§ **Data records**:
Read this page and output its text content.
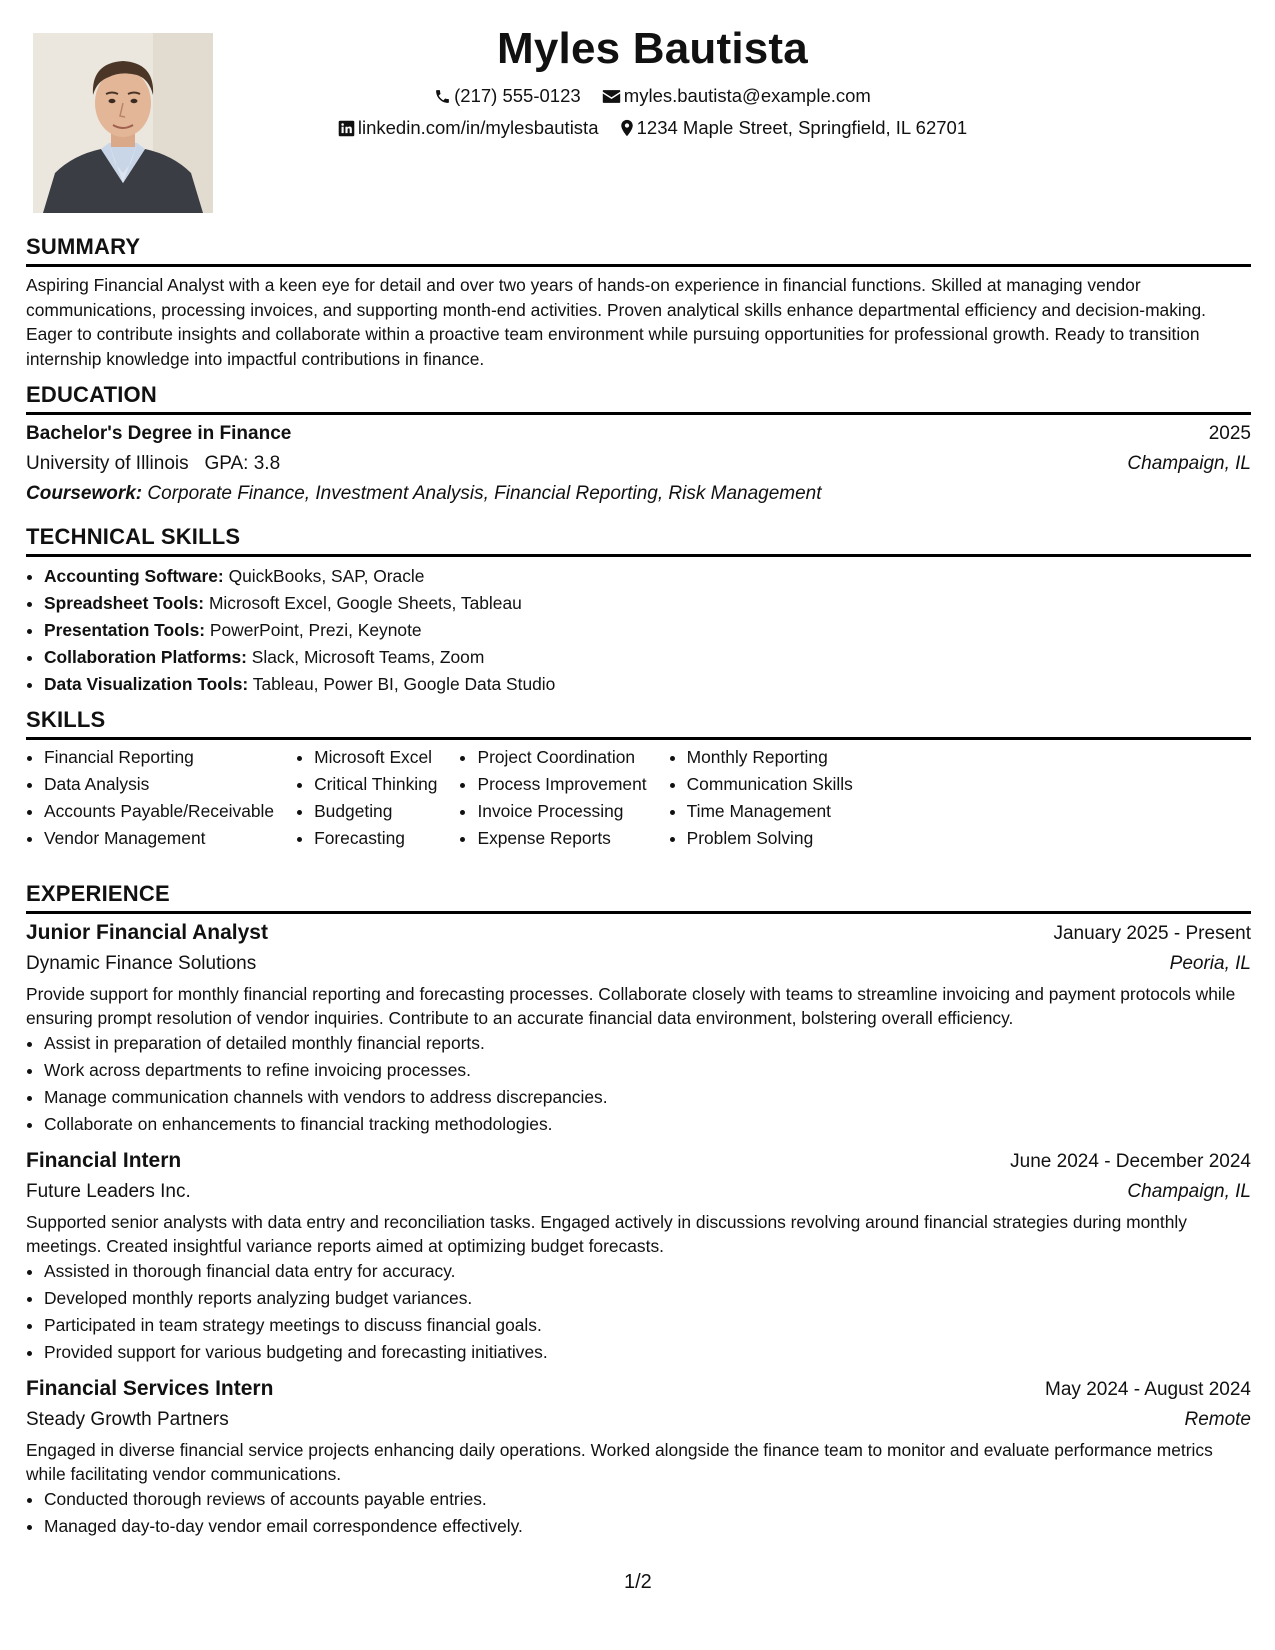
Myles Bautista
(217) 555-0123 myles.bautista@example.com
linkedin.com/in/mylesbautista 1234 Maple Street, Springfield, IL 62701
SUMMARY

Aspiring Financial Analyst with a keen eye for detail and over two years of hands-on experience in financial functions. Skilled at managing vendor communications, processing invoices, and supporting month-end activities. Proven analytical skills enhance departmental efficiency and decision-making. Eager to contribute insights and collaborate within a proactive team environment while pursuing opportunities for professional growth. Ready to transition internship knowledge into impactful contributions in finance.

EDUCATION
Bachelor's Degree in Finance	2025
University of Illinois GPA: 3.8	Champaign, IL
Coursework: Corporate Finance, Investment Analysis, Financial Reporting, Risk Management
TECHNICAL SKILLS
• Accounting Software: QuickBooks, SAP, Oracle
• Spreadsheet Tools: Microsoft Excel, Google Sheets, Tableau
• Presentation Tools: PowerPoint, Prezi, Keynote
• Collaboration Platforms: Slack, Microsoft Teams, Zoom
• Data Visualization Tools: Tableau, Power BI, Google Data Studio
SKILLS
• Financial Reporting
• Data Analysis
• Accounts Payable/Receivable
• Vendor Management
• Microsoft Excel
• Critical Thinking
• Budgeting
• Forecasting
• Project Coordination
• Process Improvement
• Invoice Processing
• Expense Reports
• Monthly Reporting
• Communication Skills
• Time Management
• Problem Solving
EXPERIENCE
Junior Financial Analyst	January 2025 - Present
Dynamic Finance Solutions	Peoria, IL

Provide support for monthly financial reporting and forecasting processes. Collaborate closely with teams to streamline invoicing and payment protocols while ensuring prompt resolution of vendor inquiries. Contribute to an accurate financial data environment, bolstering overall efficiency.

• Assist in preparation of detailed monthly financial reports.
• Work across departments to refine invoicing processes.
• Manage communication channels with vendors to address discrepancies.
• Collaborate on enhancements to financial tracking methodologies.
Financial Intern	June 2024 - December 2024
Future Leaders Inc.	Champaign, IL

Supported senior analysts with data entry and reconciliation tasks. Engaged actively in discussions revolving around financial strategies during monthly meetings. Created insightful variance reports aimed at optimizing budget forecasts.

• Assisted in thorough financial data entry for accuracy.
• Developed monthly reports analyzing budget variances.
• Participated in team strategy meetings to discuss financial goals.
• Provided support for various budgeting and forecasting initiatives.
Financial Services Intern	May 2024 - August 2024
Steady Growth Partners	Remote

Engaged in diverse financial service projects enhancing daily operations. Worked alongside the finance team to monitor and evaluate performance metrics while facilitating vendor communications.

• Conducted thorough reviews of accounts payable entries.
• Managed day-to-day vendor email correspondence effectively.
1/2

§ **Task directions**: For the material, find the number of lines holding the word "processes" and give that figure and nothing more.

§ **Written solution**: 2